_WRITTEN TASK:_ Determine which lines of the records include the word "with", and copy them.

— start SUPPLIED RECORDS —

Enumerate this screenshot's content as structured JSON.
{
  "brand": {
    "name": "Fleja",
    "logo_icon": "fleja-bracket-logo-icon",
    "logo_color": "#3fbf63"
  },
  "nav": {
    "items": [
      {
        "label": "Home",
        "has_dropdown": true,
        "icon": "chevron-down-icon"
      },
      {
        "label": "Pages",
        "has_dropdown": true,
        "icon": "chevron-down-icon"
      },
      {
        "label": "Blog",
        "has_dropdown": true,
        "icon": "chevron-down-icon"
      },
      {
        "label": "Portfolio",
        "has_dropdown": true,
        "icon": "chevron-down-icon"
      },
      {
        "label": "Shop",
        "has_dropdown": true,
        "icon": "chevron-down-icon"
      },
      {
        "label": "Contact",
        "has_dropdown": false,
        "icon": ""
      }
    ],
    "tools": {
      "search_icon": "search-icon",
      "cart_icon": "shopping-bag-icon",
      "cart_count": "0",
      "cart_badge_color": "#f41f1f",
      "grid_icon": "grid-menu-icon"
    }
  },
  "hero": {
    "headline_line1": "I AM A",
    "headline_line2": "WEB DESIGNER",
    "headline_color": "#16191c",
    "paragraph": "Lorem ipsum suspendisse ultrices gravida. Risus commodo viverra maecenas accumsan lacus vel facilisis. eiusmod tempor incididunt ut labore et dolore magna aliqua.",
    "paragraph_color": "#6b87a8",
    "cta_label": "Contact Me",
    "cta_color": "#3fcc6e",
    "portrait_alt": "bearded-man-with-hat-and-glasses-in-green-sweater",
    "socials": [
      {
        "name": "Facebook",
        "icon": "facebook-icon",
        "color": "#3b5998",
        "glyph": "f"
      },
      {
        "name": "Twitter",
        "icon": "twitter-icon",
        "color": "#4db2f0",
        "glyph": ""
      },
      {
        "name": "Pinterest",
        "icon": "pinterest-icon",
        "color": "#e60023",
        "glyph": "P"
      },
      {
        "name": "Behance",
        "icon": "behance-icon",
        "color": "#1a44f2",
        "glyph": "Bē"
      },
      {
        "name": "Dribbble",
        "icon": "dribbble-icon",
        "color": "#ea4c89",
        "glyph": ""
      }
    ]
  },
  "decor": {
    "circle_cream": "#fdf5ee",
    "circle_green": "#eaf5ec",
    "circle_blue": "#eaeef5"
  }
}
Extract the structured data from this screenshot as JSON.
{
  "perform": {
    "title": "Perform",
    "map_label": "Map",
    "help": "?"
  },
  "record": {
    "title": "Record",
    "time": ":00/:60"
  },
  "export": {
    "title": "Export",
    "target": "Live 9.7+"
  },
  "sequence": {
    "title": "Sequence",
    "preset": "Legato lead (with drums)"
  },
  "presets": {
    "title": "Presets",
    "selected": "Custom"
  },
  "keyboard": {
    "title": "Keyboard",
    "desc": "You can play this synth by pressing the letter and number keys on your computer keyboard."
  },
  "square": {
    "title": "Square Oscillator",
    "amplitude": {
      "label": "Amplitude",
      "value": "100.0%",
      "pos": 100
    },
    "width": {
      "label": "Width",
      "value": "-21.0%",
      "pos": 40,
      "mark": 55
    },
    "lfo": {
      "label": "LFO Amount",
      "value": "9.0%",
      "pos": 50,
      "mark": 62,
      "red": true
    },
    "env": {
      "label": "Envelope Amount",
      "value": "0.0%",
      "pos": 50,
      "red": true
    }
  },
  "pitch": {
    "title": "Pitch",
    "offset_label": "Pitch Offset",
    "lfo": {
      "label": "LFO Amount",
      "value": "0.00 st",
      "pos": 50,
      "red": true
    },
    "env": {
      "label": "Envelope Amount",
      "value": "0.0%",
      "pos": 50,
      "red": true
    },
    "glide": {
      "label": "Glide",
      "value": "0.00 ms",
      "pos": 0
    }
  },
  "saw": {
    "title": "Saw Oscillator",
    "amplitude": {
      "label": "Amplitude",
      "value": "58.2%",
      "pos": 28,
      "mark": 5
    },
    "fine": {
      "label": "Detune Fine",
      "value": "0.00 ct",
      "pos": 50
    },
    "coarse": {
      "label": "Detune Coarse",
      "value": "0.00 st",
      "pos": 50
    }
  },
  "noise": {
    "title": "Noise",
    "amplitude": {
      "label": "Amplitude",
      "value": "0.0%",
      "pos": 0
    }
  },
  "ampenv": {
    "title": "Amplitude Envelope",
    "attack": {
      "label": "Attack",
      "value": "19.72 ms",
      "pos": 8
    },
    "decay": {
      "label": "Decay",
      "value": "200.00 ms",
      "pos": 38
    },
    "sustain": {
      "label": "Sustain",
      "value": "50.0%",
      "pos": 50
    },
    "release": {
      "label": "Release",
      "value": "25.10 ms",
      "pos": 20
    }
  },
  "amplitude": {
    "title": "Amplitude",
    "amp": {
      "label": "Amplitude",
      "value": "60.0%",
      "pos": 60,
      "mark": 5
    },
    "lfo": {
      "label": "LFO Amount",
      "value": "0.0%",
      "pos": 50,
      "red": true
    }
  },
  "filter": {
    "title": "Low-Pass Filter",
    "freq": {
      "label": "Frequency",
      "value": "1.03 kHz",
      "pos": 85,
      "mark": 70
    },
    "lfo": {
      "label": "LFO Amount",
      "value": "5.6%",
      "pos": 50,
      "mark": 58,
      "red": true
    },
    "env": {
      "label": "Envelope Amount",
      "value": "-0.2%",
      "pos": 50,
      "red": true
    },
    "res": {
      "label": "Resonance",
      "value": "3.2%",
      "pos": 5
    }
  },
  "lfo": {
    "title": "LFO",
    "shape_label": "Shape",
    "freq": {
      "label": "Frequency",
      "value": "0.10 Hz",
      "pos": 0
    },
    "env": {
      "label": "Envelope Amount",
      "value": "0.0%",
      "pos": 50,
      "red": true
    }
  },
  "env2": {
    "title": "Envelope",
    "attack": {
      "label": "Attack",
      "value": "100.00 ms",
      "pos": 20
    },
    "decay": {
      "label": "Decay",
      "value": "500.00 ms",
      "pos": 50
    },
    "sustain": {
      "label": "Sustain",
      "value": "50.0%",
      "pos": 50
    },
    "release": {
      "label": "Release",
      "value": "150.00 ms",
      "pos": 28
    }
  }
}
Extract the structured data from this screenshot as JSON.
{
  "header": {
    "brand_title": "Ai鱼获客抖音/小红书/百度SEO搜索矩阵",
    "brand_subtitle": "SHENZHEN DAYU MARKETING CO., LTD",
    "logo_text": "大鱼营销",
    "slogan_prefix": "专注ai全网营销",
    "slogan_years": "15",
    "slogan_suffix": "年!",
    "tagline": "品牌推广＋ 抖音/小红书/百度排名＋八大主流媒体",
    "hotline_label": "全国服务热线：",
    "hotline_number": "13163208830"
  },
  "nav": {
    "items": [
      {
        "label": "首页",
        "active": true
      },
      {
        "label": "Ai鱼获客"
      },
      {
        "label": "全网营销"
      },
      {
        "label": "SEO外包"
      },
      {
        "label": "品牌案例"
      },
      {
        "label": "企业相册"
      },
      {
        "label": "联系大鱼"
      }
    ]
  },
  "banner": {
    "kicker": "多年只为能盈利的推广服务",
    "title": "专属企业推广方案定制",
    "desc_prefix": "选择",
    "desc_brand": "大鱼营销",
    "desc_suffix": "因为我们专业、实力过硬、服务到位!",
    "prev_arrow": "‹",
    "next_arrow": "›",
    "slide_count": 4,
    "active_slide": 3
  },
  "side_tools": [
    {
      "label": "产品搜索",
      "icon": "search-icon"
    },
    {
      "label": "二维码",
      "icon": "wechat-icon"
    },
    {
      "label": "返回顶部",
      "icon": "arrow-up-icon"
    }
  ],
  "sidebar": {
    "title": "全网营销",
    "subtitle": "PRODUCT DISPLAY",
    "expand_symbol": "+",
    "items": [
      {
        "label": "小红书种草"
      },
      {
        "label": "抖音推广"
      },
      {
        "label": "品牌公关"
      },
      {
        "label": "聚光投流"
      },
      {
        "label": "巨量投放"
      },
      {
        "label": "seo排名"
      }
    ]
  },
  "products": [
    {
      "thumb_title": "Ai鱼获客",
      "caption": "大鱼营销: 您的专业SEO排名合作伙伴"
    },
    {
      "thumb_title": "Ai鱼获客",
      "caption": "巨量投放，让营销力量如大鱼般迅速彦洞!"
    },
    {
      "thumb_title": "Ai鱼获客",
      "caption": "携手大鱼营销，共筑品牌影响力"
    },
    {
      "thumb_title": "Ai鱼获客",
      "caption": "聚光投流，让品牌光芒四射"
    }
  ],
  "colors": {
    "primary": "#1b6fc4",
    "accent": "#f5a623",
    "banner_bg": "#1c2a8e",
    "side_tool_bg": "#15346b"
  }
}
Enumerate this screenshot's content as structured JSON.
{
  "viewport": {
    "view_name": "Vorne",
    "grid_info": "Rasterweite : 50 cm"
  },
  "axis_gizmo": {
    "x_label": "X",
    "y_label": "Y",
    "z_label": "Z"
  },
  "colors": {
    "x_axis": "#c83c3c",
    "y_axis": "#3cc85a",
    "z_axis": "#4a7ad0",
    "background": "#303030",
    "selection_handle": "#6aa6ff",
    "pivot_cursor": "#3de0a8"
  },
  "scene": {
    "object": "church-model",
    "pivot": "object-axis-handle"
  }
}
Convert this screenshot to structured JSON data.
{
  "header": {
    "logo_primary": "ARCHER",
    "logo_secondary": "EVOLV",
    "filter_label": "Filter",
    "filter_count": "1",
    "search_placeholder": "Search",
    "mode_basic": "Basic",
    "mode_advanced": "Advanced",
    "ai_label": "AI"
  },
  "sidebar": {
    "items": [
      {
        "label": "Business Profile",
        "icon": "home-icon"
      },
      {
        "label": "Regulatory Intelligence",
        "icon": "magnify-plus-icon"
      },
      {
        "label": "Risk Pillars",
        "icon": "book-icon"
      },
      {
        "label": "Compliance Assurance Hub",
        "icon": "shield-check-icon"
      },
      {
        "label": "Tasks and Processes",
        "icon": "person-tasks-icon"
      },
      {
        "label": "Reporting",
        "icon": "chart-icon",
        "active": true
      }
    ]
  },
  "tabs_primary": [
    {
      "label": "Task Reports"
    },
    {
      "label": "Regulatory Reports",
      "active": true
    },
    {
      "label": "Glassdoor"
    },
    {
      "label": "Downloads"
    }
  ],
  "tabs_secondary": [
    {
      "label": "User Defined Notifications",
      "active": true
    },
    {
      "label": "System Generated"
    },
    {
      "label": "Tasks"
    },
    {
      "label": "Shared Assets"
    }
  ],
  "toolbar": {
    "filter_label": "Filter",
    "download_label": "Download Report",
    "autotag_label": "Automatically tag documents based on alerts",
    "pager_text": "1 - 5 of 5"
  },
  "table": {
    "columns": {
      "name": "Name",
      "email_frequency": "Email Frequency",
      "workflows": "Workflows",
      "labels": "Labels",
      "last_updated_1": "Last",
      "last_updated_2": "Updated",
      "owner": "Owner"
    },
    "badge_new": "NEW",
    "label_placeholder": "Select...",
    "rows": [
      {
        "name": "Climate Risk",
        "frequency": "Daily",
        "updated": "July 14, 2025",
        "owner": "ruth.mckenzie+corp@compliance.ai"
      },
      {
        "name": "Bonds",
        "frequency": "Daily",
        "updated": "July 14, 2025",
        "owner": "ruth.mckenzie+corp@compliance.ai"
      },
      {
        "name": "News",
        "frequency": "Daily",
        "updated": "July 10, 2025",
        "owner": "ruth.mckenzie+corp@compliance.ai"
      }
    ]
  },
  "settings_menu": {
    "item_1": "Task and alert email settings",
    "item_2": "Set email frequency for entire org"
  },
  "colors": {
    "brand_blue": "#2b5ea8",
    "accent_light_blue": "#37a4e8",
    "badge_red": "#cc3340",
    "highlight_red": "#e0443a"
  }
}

— end SUPPLIED RECORDS —

_RESPONSE FOR THIS EXERCISE:_
    "portrait_alt": "bearded-man-with-hat-and-glasses-in-green-sweater",
    "preset": "Legato lead (with drums)"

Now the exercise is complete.